Input data »
○ ○ ○

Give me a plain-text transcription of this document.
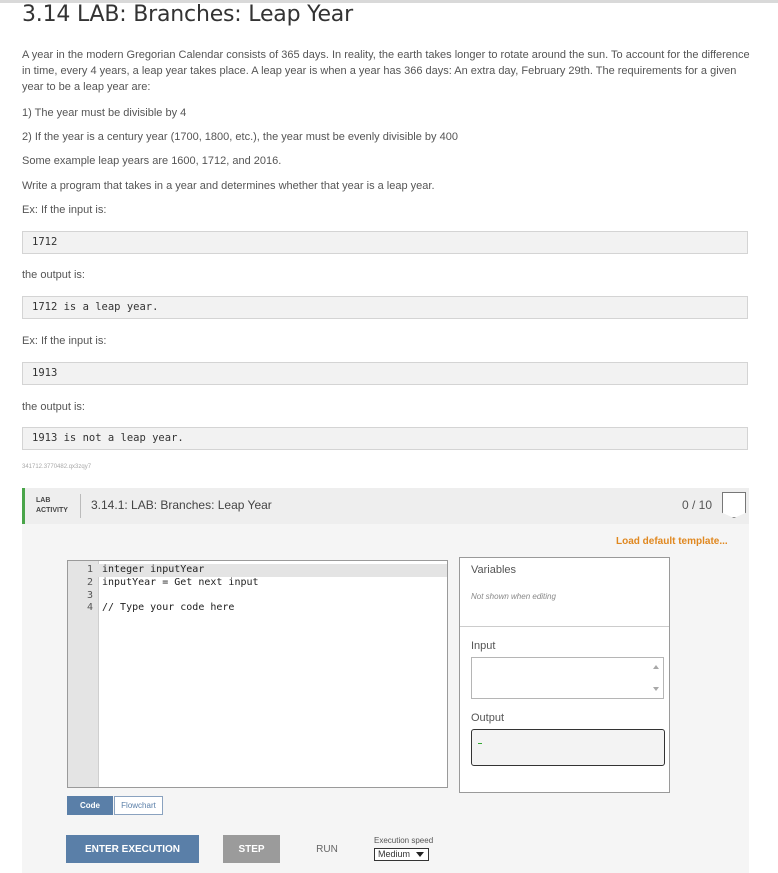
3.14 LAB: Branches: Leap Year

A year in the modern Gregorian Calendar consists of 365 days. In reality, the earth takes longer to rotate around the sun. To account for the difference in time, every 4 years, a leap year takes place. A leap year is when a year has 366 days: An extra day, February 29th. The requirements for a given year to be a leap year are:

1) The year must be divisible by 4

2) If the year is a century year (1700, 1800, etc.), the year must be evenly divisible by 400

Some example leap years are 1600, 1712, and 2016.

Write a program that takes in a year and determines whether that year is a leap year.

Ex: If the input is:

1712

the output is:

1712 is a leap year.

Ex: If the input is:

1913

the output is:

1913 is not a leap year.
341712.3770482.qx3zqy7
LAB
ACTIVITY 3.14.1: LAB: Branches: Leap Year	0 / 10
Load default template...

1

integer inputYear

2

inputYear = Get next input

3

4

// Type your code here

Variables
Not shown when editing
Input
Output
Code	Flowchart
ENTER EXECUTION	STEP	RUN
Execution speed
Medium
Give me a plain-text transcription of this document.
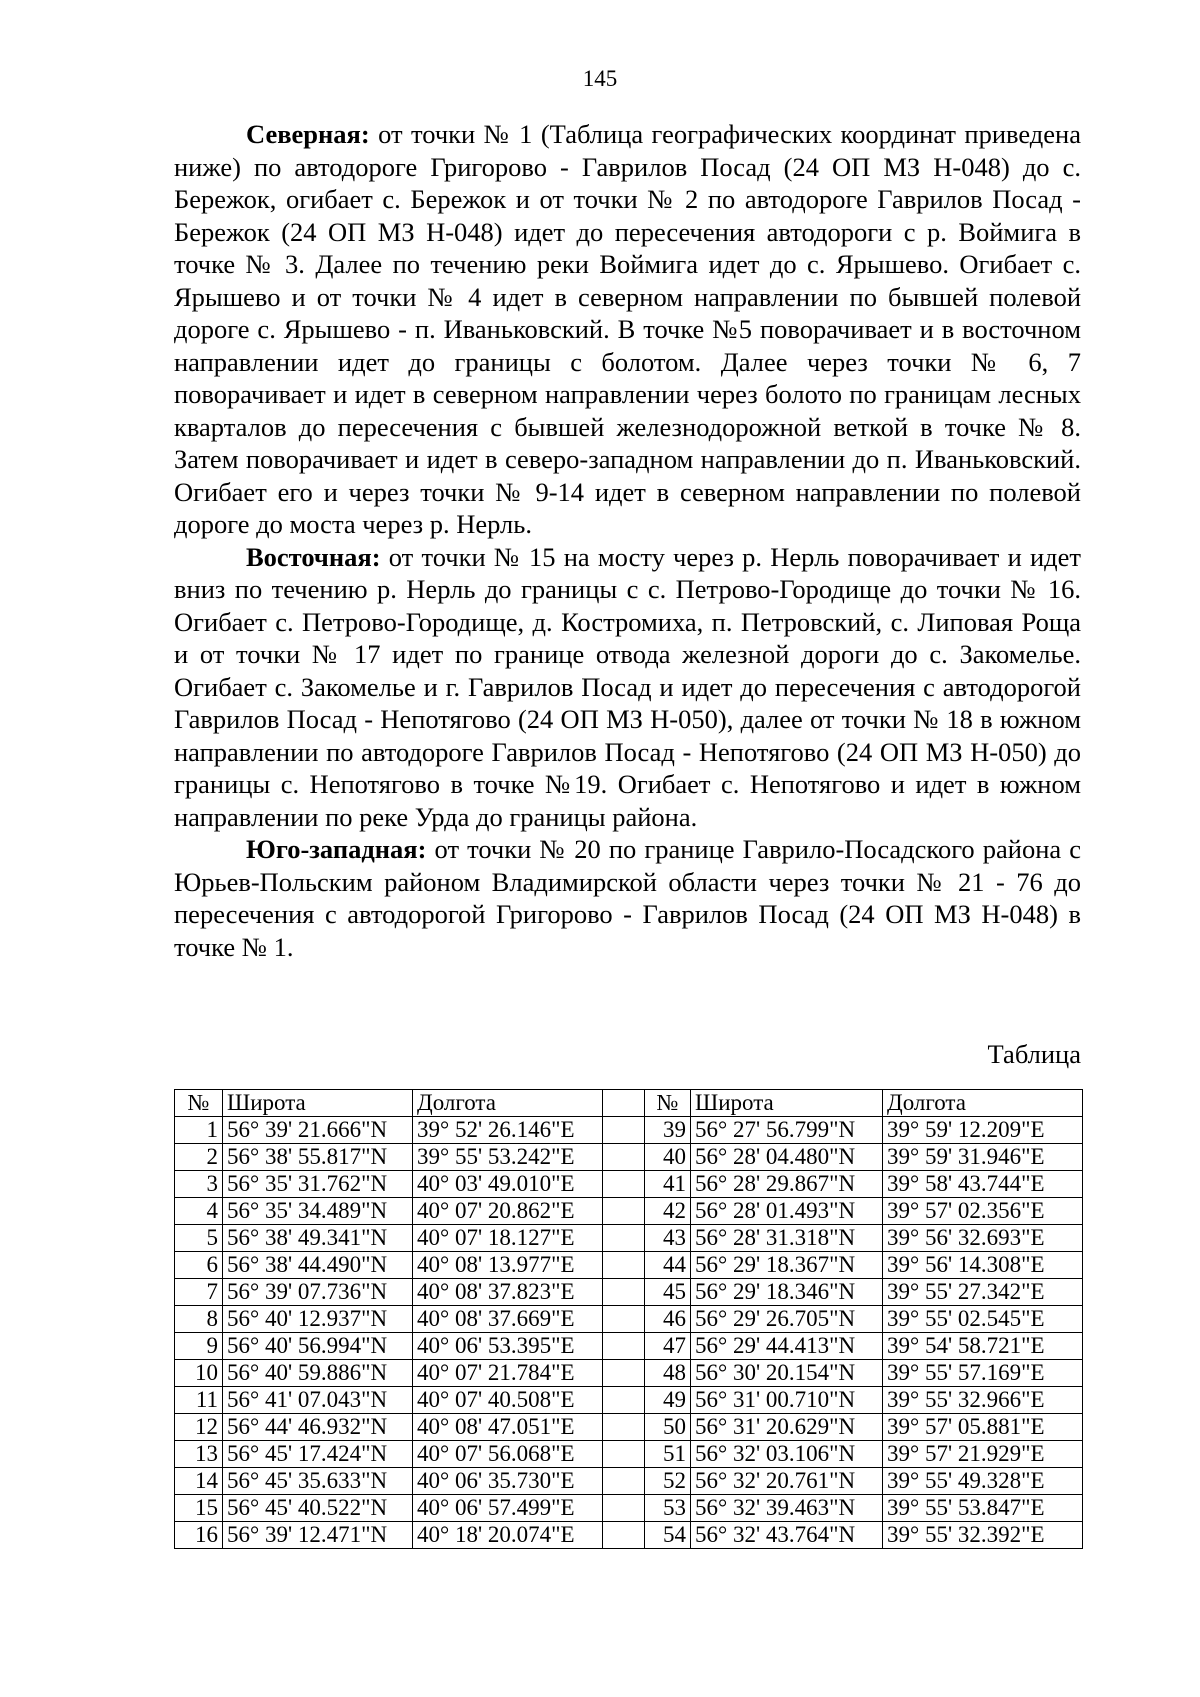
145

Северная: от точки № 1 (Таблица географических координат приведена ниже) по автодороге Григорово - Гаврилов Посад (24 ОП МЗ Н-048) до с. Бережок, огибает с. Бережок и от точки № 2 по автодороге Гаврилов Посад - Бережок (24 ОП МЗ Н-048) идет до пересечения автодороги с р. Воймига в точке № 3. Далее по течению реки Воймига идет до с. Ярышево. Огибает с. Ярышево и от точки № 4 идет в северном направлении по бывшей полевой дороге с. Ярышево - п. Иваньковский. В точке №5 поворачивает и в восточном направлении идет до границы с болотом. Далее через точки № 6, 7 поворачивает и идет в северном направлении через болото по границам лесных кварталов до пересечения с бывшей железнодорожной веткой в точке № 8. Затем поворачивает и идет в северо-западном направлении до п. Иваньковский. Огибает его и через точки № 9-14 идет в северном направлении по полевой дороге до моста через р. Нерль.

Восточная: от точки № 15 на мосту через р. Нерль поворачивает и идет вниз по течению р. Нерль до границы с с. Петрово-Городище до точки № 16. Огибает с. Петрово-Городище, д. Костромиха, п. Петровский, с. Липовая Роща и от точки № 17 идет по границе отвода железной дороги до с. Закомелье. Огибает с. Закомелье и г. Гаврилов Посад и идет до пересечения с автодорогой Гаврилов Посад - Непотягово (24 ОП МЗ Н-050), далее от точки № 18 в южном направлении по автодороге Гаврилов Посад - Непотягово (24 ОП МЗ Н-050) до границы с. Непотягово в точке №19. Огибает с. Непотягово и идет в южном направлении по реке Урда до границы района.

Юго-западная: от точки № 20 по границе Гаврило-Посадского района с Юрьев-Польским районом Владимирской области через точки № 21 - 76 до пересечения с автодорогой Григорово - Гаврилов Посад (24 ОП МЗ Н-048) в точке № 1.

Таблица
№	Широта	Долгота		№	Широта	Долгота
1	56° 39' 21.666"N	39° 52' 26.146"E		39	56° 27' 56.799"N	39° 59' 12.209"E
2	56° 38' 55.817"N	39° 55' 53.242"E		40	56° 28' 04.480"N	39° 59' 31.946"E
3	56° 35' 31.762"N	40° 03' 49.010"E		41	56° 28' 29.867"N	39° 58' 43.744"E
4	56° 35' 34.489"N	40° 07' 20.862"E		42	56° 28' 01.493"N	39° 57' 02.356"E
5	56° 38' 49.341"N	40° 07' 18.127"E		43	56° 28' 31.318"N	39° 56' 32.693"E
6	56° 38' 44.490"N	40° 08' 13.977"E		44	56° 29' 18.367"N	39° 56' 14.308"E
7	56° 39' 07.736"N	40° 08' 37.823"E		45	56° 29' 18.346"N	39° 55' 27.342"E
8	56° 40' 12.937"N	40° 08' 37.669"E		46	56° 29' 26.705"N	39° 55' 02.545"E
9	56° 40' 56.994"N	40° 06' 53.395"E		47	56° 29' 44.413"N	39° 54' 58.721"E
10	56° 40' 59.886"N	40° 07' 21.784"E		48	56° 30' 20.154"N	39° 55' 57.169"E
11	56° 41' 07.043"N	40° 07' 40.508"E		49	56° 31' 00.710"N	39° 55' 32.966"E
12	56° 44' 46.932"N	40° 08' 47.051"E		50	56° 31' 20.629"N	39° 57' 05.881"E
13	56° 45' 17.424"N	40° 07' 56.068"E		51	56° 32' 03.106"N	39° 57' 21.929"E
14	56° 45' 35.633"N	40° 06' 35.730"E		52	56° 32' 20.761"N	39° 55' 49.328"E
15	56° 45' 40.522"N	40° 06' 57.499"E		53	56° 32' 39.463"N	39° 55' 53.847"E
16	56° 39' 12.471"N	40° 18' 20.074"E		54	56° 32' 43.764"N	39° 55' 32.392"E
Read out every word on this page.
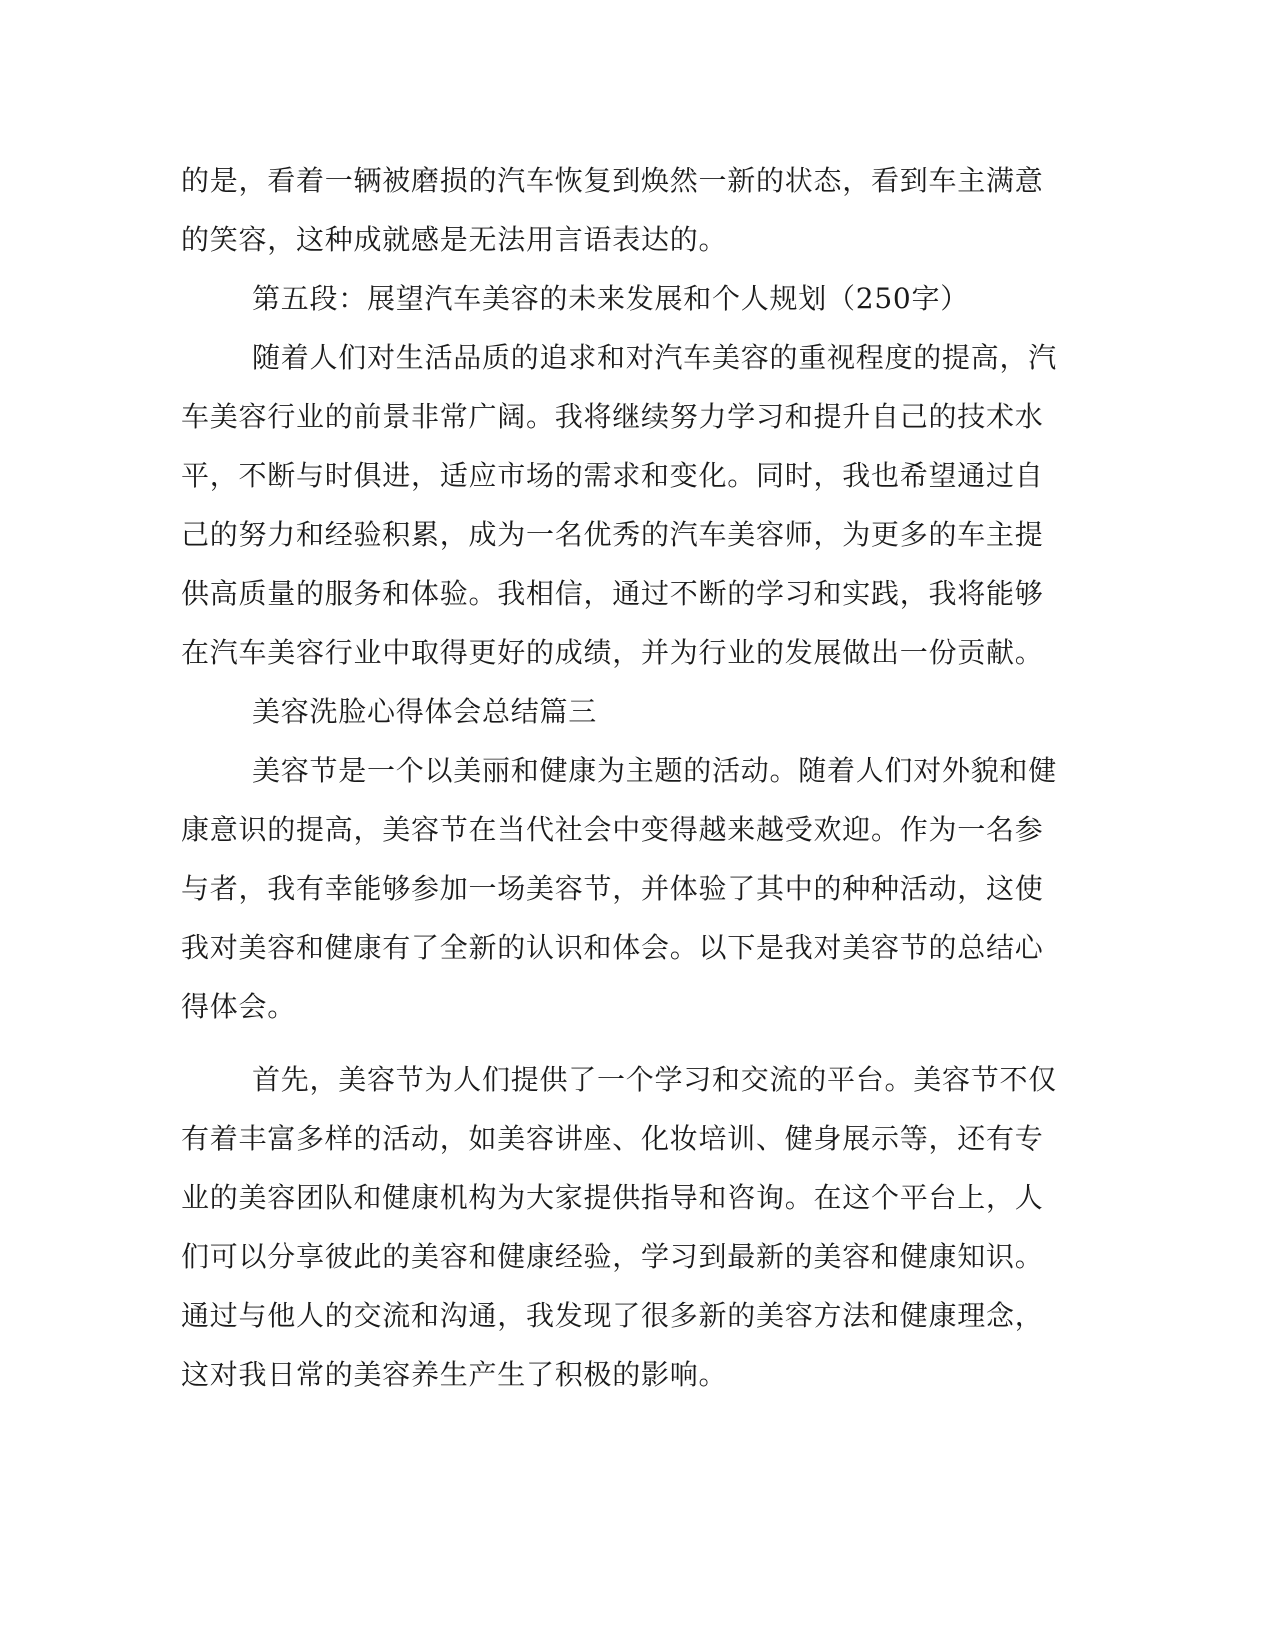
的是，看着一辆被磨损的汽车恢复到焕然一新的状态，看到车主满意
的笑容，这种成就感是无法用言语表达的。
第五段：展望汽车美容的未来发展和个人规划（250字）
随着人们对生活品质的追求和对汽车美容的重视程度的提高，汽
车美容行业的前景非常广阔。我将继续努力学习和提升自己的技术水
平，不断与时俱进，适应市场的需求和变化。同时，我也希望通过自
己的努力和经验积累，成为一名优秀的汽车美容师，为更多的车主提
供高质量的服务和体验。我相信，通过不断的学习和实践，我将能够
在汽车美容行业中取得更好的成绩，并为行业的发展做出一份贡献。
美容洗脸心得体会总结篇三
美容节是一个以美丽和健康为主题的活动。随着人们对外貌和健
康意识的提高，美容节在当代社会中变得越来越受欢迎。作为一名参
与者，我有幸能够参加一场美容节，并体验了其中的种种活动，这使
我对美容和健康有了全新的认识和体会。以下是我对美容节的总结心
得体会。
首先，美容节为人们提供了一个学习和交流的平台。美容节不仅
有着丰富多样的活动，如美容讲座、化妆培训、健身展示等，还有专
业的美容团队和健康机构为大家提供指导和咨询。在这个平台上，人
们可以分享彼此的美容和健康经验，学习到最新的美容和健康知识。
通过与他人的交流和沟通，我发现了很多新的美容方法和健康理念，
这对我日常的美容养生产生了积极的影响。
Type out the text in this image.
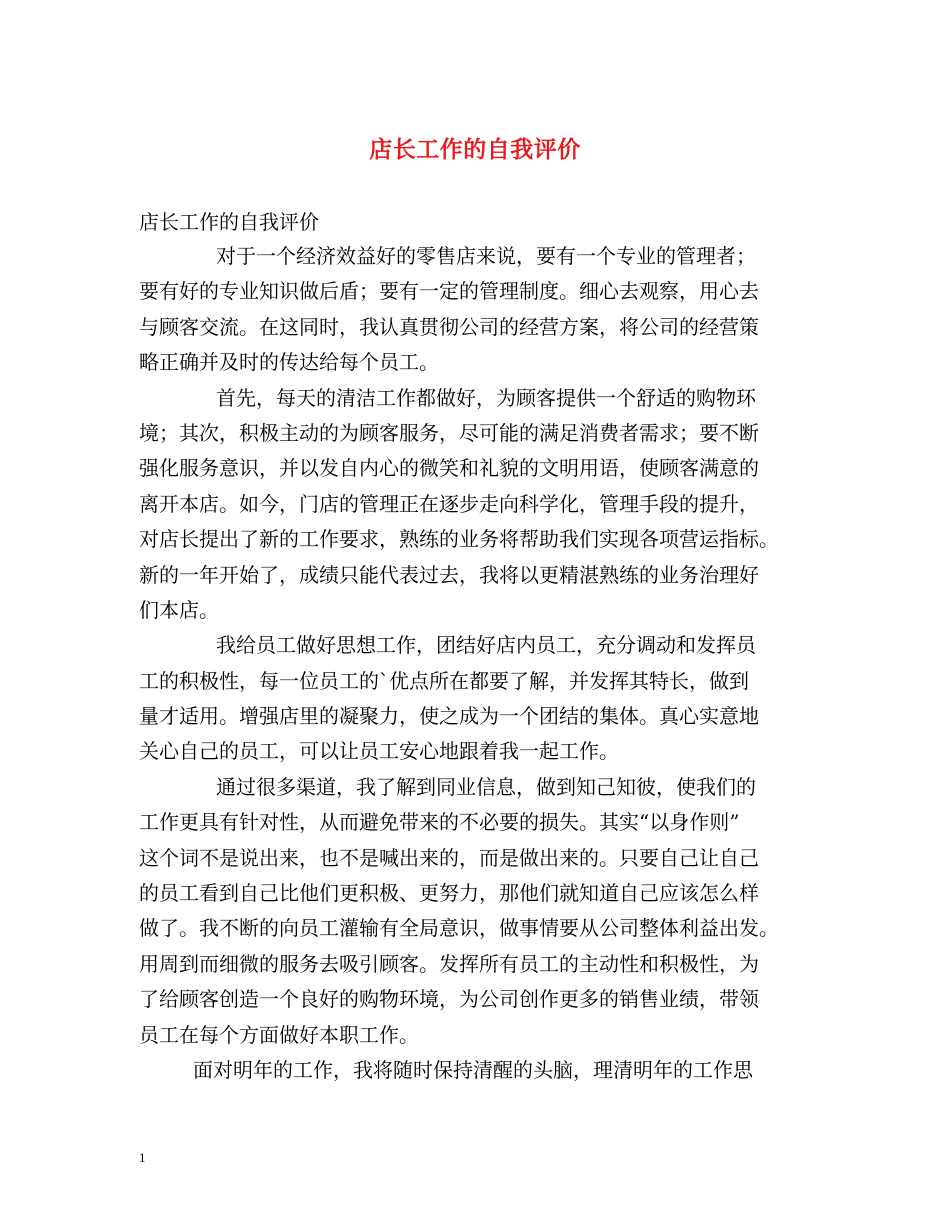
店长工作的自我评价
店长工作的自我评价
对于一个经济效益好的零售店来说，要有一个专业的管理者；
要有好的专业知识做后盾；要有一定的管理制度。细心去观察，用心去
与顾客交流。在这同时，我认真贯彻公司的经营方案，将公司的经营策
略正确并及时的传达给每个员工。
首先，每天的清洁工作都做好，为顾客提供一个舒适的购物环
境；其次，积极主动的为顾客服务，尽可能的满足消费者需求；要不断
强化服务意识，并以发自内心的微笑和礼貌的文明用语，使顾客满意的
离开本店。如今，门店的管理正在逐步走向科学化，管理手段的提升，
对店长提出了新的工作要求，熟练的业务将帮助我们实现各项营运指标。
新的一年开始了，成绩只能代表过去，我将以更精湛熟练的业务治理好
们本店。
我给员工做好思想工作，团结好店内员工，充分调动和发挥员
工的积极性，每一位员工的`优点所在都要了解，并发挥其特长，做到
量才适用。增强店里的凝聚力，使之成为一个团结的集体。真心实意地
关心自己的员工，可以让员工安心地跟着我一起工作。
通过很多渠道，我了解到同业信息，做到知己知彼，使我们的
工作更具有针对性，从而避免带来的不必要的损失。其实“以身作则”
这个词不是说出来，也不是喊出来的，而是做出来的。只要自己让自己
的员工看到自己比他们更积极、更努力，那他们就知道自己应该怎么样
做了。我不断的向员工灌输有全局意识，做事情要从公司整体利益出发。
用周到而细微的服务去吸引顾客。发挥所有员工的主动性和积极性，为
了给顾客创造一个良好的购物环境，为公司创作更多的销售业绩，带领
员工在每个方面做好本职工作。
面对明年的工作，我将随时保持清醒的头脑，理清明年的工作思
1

○ ○ ○

Set exercise » Without any pictures, reproduce exactly the lines from the line that contains "Type out the text in this image." to the end of the entries above, both ends included.

Expected answer »
Type out the text in this image.
店长工作的自我评价
店长工作的自我评价
对于一个经济效益好的零售店来说，要有一个专业的管理者；
要有好的专业知识做后盾；要有一定的管理制度。细心去观察，用心去
与顾客交流。在这同时，我认真贯彻公司的经营方案，将公司的经营策
略正确并及时的传达给每个员工。
首先，每天的清洁工作都做好，为顾客提供一个舒适的购物环
境；其次，积极主动的为顾客服务，尽可能的满足消费者需求；要不断
强化服务意识，并以发自内心的微笑和礼貌的文明用语，使顾客满意的
离开本店。如今，门店的管理正在逐步走向科学化，管理手段的提升，
对店长提出了新的工作要求，熟练的业务将帮助我们实现各项营运指标。
新的一年开始了，成绩只能代表过去，我将以更精湛熟练的业务治理好
们本店。
我给员工做好思想工作，团结好店内员工，充分调动和发挥员
工的积极性，每一位员工的`优点所在都要了解，并发挥其特长，做到
量才适用。增强店里的凝聚力，使之成为一个团结的集体。真心实意地
关心自己的员工，可以让员工安心地跟着我一起工作。
通过很多渠道，我了解到同业信息，做到知己知彼，使我们的
工作更具有针对性，从而避免带来的不必要的损失。其实“以身作则”
这个词不是说出来，也不是喊出来的，而是做出来的。只要自己让自己
的员工看到自己比他们更积极、更努力，那他们就知道自己应该怎么样
做了。我不断的向员工灌输有全局意识，做事情要从公司整体利益出发。
用周到而细微的服务去吸引顾客。发挥所有员工的主动性和积极性，为
了给顾客创造一个良好的购物环境，为公司创作更多的销售业绩，带领
员工在每个方面做好本职工作。
面对明年的工作，我将随时保持清醒的头脑，理清明年的工作思
1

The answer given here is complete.